**Task brief**
Reproduce all entries precisely as they are written.

**Extracted data**
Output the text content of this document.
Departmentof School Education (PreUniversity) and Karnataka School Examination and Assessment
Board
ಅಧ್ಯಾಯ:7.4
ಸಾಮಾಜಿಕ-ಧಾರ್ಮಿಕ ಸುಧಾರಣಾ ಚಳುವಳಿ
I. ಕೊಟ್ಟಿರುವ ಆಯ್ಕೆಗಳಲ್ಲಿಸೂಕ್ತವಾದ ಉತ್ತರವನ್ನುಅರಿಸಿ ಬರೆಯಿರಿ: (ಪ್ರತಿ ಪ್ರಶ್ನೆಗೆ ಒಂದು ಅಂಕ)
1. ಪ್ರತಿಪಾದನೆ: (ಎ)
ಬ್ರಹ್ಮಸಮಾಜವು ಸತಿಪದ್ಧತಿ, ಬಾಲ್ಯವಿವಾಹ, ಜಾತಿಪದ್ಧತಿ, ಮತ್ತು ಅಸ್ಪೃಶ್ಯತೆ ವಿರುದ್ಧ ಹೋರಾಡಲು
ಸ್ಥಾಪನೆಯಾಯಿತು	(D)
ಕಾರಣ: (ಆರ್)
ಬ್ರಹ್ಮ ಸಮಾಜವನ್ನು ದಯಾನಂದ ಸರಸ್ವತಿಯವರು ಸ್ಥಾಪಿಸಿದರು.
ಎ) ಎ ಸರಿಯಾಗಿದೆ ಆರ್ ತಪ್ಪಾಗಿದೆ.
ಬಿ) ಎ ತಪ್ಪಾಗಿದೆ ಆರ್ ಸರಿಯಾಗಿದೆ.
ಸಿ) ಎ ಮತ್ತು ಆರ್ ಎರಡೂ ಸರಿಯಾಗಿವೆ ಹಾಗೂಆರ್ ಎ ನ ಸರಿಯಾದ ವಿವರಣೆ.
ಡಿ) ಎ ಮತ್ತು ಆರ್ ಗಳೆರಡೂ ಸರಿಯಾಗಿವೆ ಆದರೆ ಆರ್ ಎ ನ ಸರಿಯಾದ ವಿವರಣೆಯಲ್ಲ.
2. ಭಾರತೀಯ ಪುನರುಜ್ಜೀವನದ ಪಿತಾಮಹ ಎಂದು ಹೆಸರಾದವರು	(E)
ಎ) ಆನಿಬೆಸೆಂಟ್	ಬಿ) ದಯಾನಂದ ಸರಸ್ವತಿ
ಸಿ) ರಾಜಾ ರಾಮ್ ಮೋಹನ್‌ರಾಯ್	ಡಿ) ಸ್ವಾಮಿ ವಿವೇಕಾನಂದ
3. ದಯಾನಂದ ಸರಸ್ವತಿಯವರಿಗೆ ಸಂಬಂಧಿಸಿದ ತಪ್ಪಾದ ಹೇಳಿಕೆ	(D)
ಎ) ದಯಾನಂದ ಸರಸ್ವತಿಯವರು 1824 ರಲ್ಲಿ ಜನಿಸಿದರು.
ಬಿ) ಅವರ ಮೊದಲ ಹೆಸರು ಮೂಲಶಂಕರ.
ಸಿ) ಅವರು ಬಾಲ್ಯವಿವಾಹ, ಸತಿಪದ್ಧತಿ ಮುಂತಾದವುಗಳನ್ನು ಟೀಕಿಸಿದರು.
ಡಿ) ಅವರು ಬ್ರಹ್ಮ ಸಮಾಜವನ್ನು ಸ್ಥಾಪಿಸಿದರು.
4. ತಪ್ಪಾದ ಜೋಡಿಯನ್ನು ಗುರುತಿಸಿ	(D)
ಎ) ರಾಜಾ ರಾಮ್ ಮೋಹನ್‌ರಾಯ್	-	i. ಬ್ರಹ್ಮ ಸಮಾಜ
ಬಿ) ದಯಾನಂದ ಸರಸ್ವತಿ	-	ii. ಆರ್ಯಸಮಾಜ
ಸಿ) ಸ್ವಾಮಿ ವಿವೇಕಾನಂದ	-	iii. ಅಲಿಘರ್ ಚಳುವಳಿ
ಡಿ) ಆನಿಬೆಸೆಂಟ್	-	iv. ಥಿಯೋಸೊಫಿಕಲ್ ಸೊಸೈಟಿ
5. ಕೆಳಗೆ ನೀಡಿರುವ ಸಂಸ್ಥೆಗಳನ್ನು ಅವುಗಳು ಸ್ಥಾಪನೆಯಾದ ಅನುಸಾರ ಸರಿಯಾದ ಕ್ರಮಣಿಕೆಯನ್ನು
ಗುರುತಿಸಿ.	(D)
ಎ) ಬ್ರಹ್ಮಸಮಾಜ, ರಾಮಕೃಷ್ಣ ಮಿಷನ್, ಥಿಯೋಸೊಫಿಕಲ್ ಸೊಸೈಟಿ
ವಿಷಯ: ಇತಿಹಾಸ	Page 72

**Reply to the task**
Output the text content of this document.
Departmentof School Education (PreUniversity) and Karnataka School Examination and Assessment
Board
ಅಧ್ಯಾಯ:7.4
ಸಾಮಾಜಿಕ-ಧಾರ್ಮಿಕ ಸುಧಾರಣಾ ಚಳುವಳಿ
I. ಕೊಟ್ಟಿರುವ ಆಯ್ಕೆಗಳಲ್ಲಿಸೂಕ್ತವಾದ ಉತ್ತರವನ್ನುಅರಿಸಿ ಬರೆಯಿರಿ: (ಪ್ರತಿ ಪ್ರಶ್ನೆಗೆ ಒಂದು ಅಂಕ)
1. ಪ್ರತಿಪಾದನೆ: (ಎ)
ಬ್ರಹ್ಮಸಮಾಜವು ಸತಿಪದ್ಧತಿ, ಬಾಲ್ಯವಿವಾಹ, ಜಾತಿಪದ್ಧತಿ, ಮತ್ತು ಅಸ್ಪೃಶ್ಯತೆ ವಿರುದ್ಧ ಹೋರಾಡಲು
ಸ್ಥಾಪನೆಯಾಯಿತು	(D)
ಕಾರಣ: (ಆರ್)
ಬ್ರಹ್ಮ ಸಮಾಜವನ್ನು ದಯಾನಂದ ಸರಸ್ವತಿಯವರು ಸ್ಥಾಪಿಸಿದರು.
ಎ) ಎ ಸರಿಯಾಗಿದೆ ಆರ್ ತಪ್ಪಾಗಿದೆ.
ಬಿ) ಎ ತಪ್ಪಾಗಿದೆ ಆರ್ ಸರಿಯಾಗಿದೆ.
ಸಿ) ಎ ಮತ್ತು ಆರ್ ಎರಡೂ ಸರಿಯಾಗಿವೆ ಹಾಗೂಆರ್ ಎ ನ ಸರಿಯಾದ ವಿವರಣೆ.
ಡಿ) ಎ ಮತ್ತು ಆರ್ ಗಳೆರಡೂ ಸರಿಯಾಗಿವೆ ಆದರೆ ಆರ್ ಎ ನ ಸರಿಯಾದ ವಿವರಣೆಯಲ್ಲ.
2. ಭಾರತೀಯ ಪುನರುಜ್ಜೀವನದ ಪಿತಾಮಹ ಎಂದು ಹೆಸರಾದವರು	(E)
ಎ) ಆನಿಬೆಸೆಂಟ್	ಬಿ) ದಯಾನಂದ ಸರಸ್ವತಿ
ಸಿ) ರಾಜಾ ರಾಮ್ ಮೋಹನ್‌ರಾಯ್	ಡಿ) ಸ್ವಾಮಿ ವಿವೇಕಾನಂದ
3. ದಯಾನಂದ ಸರಸ್ವತಿಯವರಿಗೆ ಸಂಬಂಧಿಸಿದ ತಪ್ಪಾದ ಹೇಳಿಕೆ	(D)
ಎ) ದಯಾನಂದ ಸರಸ್ವತಿಯವರು 1824 ರಲ್ಲಿ ಜನಿಸಿದರು.
ಬಿ) ಅವರ ಮೊದಲ ಹೆಸರು ಮೂಲಶಂಕರ.
ಸಿ) ಅವರು ಬಾಲ್ಯವಿವಾಹ, ಸತಿಪದ್ಧತಿ ಮುಂತಾದವುಗಳನ್ನು ಟೀಕಿಸಿದರು.
ಡಿ) ಅವರು ಬ್ರಹ್ಮ ಸಮಾಜವನ್ನು ಸ್ಥಾಪಿಸಿದರು.
4. ತಪ್ಪಾದ ಜೋಡಿಯನ್ನು ಗುರುತಿಸಿ	(D)
ಎ) ರಾಜಾ ರಾಮ್ ಮೋಹನ್‌ರಾಯ್	-	i. ಬ್ರಹ್ಮ ಸಮಾಜ
ಬಿ) ದಯಾನಂದ ಸರಸ್ವತಿ	-	ii. ಆರ್ಯಸಮಾಜ
ಸಿ) ಸ್ವಾಮಿ ವಿವೇಕಾನಂದ	-	iii. ಅಲಿಘರ್ ಚಳುವಳಿ
ಡಿ) ಆನಿಬೆಸೆಂಟ್	-	iv. ಥಿಯೋಸೊಫಿಕಲ್ ಸೊಸೈಟಿ
5. ಕೆಳಗೆ ನೀಡಿರುವ ಸಂಸ್ಥೆಗಳನ್ನು ಅವುಗಳು ಸ್ಥಾಪನೆಯಾದ ಅನುಸಾರ ಸರಿಯಾದ ಕ್ರಮಣಿಕೆಯನ್ನು
ಗುರುತಿಸಿ.	(D)
ಎ) ಬ್ರಹ್ಮಸಮಾಜ, ರಾಮಕೃಷ್ಣ ಮಿಷನ್, ಥಿಯೋಸೊಫಿಕಲ್ ಸೊಸೈಟಿ
ವಿಷಯ: ಇತಿಹಾಸ	Page 72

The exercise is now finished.